Return all of the entries exactly as written.
# START OF DATA EXCERPTS
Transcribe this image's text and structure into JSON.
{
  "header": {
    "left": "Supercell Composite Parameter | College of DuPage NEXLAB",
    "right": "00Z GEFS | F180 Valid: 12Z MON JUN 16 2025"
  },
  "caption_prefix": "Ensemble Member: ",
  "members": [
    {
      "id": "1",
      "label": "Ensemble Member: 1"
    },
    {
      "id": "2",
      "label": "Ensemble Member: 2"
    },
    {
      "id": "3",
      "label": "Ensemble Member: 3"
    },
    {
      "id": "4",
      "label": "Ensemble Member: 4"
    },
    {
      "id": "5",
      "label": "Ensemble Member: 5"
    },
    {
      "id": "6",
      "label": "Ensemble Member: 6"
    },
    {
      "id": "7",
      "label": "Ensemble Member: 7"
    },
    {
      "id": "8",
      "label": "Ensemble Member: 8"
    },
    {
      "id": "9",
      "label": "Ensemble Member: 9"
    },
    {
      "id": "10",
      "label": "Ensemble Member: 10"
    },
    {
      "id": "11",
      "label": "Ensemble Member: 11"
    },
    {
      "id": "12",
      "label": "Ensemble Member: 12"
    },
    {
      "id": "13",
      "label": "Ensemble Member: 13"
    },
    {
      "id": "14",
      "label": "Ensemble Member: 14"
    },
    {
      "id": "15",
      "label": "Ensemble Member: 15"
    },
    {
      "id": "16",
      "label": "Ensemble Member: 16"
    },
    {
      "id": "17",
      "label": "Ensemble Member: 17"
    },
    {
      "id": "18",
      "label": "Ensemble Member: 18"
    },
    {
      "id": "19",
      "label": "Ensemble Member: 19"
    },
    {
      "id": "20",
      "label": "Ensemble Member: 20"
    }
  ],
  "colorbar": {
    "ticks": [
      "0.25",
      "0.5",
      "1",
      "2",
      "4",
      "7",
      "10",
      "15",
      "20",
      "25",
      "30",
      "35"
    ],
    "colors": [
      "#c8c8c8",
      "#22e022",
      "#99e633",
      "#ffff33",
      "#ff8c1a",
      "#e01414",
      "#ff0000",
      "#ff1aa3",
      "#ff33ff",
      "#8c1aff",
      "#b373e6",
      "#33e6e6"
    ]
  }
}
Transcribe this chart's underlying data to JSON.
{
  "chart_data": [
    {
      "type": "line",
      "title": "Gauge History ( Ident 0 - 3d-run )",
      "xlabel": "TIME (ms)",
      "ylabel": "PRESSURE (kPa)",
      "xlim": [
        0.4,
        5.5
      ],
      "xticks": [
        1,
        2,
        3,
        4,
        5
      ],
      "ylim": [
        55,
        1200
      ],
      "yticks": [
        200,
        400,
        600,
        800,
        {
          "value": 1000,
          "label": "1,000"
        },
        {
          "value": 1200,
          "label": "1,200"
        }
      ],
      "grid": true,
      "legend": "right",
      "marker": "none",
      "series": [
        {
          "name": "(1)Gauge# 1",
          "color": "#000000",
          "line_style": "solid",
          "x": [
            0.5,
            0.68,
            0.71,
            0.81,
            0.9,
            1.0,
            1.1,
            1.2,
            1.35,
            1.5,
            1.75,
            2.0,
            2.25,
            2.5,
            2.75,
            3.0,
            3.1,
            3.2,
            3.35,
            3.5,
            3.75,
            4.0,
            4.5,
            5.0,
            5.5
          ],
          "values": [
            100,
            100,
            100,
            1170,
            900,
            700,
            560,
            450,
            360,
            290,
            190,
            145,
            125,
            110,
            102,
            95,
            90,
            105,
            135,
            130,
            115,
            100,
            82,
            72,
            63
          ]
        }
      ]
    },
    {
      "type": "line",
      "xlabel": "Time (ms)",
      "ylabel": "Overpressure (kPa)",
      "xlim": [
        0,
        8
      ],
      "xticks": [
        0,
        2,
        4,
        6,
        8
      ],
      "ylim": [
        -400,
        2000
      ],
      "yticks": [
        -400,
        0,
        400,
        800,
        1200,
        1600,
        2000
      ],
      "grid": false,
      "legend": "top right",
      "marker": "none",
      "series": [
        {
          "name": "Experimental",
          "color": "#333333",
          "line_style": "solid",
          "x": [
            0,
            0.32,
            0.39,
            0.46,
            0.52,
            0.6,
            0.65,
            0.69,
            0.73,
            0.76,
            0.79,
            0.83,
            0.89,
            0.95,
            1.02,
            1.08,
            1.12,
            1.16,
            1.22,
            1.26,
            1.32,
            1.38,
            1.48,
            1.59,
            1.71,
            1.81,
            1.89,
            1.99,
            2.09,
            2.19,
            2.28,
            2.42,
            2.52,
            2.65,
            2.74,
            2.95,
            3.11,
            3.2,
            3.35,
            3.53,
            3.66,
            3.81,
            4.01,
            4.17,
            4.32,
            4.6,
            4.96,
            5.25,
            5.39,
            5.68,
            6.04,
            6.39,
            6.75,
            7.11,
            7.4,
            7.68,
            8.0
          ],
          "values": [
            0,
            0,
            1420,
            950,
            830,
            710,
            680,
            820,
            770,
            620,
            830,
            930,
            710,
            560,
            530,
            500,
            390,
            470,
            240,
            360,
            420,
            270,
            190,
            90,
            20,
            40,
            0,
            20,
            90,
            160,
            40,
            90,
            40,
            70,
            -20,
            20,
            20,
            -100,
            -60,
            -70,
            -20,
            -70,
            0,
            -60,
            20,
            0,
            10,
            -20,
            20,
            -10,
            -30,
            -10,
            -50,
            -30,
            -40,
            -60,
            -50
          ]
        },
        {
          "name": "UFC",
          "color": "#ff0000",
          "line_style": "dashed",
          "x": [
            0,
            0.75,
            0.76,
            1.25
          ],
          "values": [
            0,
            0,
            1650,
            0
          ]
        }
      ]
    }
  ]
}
# END OF DATA EXCERPTS
## THE RESULT
Transcribe this image's text and structure into JSON.
{
  "header": {
    "left": "Supercell Composite Parameter | College of DuPage NEXLAB",
    "right": "00Z GEFS | F180 Valid: 12Z MON JUN 16 2025"
  },
  "caption_prefix": "Ensemble Member: ",
  "members": [
    {
      "id": "1",
      "label": "Ensemble Member: 1"
    },
    {
      "id": "2",
      "label": "Ensemble Member: 2"
    },
    {
      "id": "3",
      "label": "Ensemble Member: 3"
    },
    {
      "id": "4",
      "label": "Ensemble Member: 4"
    },
    {
      "id": "5",
      "label": "Ensemble Member: 5"
    },
    {
      "id": "6",
      "label": "Ensemble Member: 6"
    },
    {
      "id": "7",
      "label": "Ensemble Member: 7"
    },
    {
      "id": "8",
      "label": "Ensemble Member: 8"
    },
    {
      "id": "9",
      "label": "Ensemble Member: 9"
    },
    {
      "id": "10",
      "label": "Ensemble Member: 10"
    },
    {
      "id": "11",
      "label": "Ensemble Member: 11"
    },
    {
      "id": "12",
      "label": "Ensemble Member: 12"
    },
    {
      "id": "13",
      "label": "Ensemble Member: 13"
    },
    {
      "id": "14",
      "label": "Ensemble Member: 14"
    },
    {
      "id": "15",
      "label": "Ensemble Member: 15"
    },
    {
      "id": "16",
      "label": "Ensemble Member: 16"
    },
    {
      "id": "17",
      "label": "Ensemble Member: 17"
    },
    {
      "id": "18",
      "label": "Ensemble Member: 18"
    },
    {
      "id": "19",
      "label": "Ensemble Member: 19"
    },
    {
      "id": "20",
      "label": "Ensemble Member: 20"
    }
  ],
  "colorbar": {
    "ticks": [
      "0.25",
      "0.5",
      "1",
      "2",
      "4",
      "7",
      "10",
      "15",
      "20",
      "25",
      "30",
      "35"
    ],
    "colors": [
      "#c8c8c8",
      "#22e022",
      "#99e633",
      "#ffff33",
      "#ff8c1a",
      "#e01414",
      "#ff0000",
      "#ff1aa3",
      "#ff33ff",
      "#8c1aff",
      "#b373e6",
      "#33e6e6"
    ]
  }
}
Transcribe this chart's underlying data to JSON.
{
  "chart_data": [
    {
      "type": "line",
      "title": "Gauge History ( Ident 0 - 3d-run )",
      "xlabel": "TIME (ms)",
      "ylabel": "PRESSURE (kPa)",
      "xlim": [
        0.4,
        5.5
      ],
      "xticks": [
        1,
        2,
        3,
        4,
        5
      ],
      "ylim": [
        55,
        1200
      ],
      "yticks": [
        200,
        400,
        600,
        800,
        {
          "value": 1000,
          "label": "1,000"
        },
        {
          "value": 1200,
          "label": "1,200"
        }
      ],
      "grid": true,
      "legend": "right",
      "marker": "none",
      "series": [
        {
          "name": "(1)Gauge# 1",
          "color": "#000000",
          "line_style": "solid",
          "x": [
            0.5,
            0.68,
            0.71,
            0.81,
            0.9,
            1.0,
            1.1,
            1.2,
            1.35,
            1.5,
            1.75,
            2.0,
            2.25,
            2.5,
            2.75,
            3.0,
            3.1,
            3.2,
            3.35,
            3.5,
            3.75,
            4.0,
            4.5,
            5.0,
            5.5
          ],
          "values": [
            100,
            100,
            100,
            1170,
            900,
            700,
            560,
            450,
            360,
            290,
            190,
            145,
            125,
            110,
            102,
            95,
            90,
            105,
            135,
            130,
            115,
            100,
            82,
            72,
            63
          ]
        }
      ]
    },
    {
      "type": "line",
      "xlabel": "Time (ms)",
      "ylabel": "Overpressure (kPa)",
      "xlim": [
        0,
        8
      ],
      "xticks": [
        0,
        2,
        4,
        6,
        8
      ],
      "ylim": [
        -400,
        2000
      ],
      "yticks": [
        -400,
        0,
        400,
        800,
        1200,
        1600,
        2000
      ],
      "grid": false,
      "legend": "top right",
      "marker": "none",
      "series": [
        {
          "name": "Experimental",
          "color": "#333333",
          "line_style": "solid",
          "x": [
            0,
            0.32,
            0.39,
            0.46,
            0.52,
            0.6,
            0.65,
            0.69,
            0.73,
            0.76,
            0.79,
            0.83,
            0.89,
            0.95,
            1.02,
            1.08,
            1.12,
            1.16,
            1.22,
            1.26,
            1.32,
            1.38,
            1.48,
            1.59,
            1.71,
            1.81,
            1.89,
            1.99,
            2.09,
            2.19,
            2.28,
            2.42,
            2.52,
            2.65,
            2.74,
            2.95,
            3.11,
            3.2,
            3.35,
            3.53,
            3.66,
            3.81,
            4.01,
            4.17,
            4.32,
            4.6,
            4.96,
            5.25,
            5.39,
            5.68,
            6.04,
            6.39,
            6.75,
            7.11,
            7.4,
            7.68,
            8.0
          ],
          "values": [
            0,
            0,
            1420,
            950,
            830,
            710,
            680,
            820,
            770,
            620,
            830,
            930,
            710,
            560,
            530,
            500,
            390,
            470,
            240,
            360,
            420,
            270,
            190,
            90,
            20,
            40,
            0,
            20,
            90,
            160,
            40,
            90,
            40,
            70,
            -20,
            20,
            20,
            -100,
            -60,
            -70,
            -20,
            -70,
            0,
            -60,
            20,
            0,
            10,
            -20,
            20,
            -10,
            -30,
            -10,
            -50,
            -30,
            -40,
            -60,
            -50
          ]
        },
        {
          "name": "UFC",
          "color": "#ff0000",
          "line_style": "dashed",
          "x": [
            0,
            0.75,
            0.76,
            1.25
          ],
          "values": [
            0,
            0,
            1650,
            0
          ]
        }
      ]
    }
  ]
}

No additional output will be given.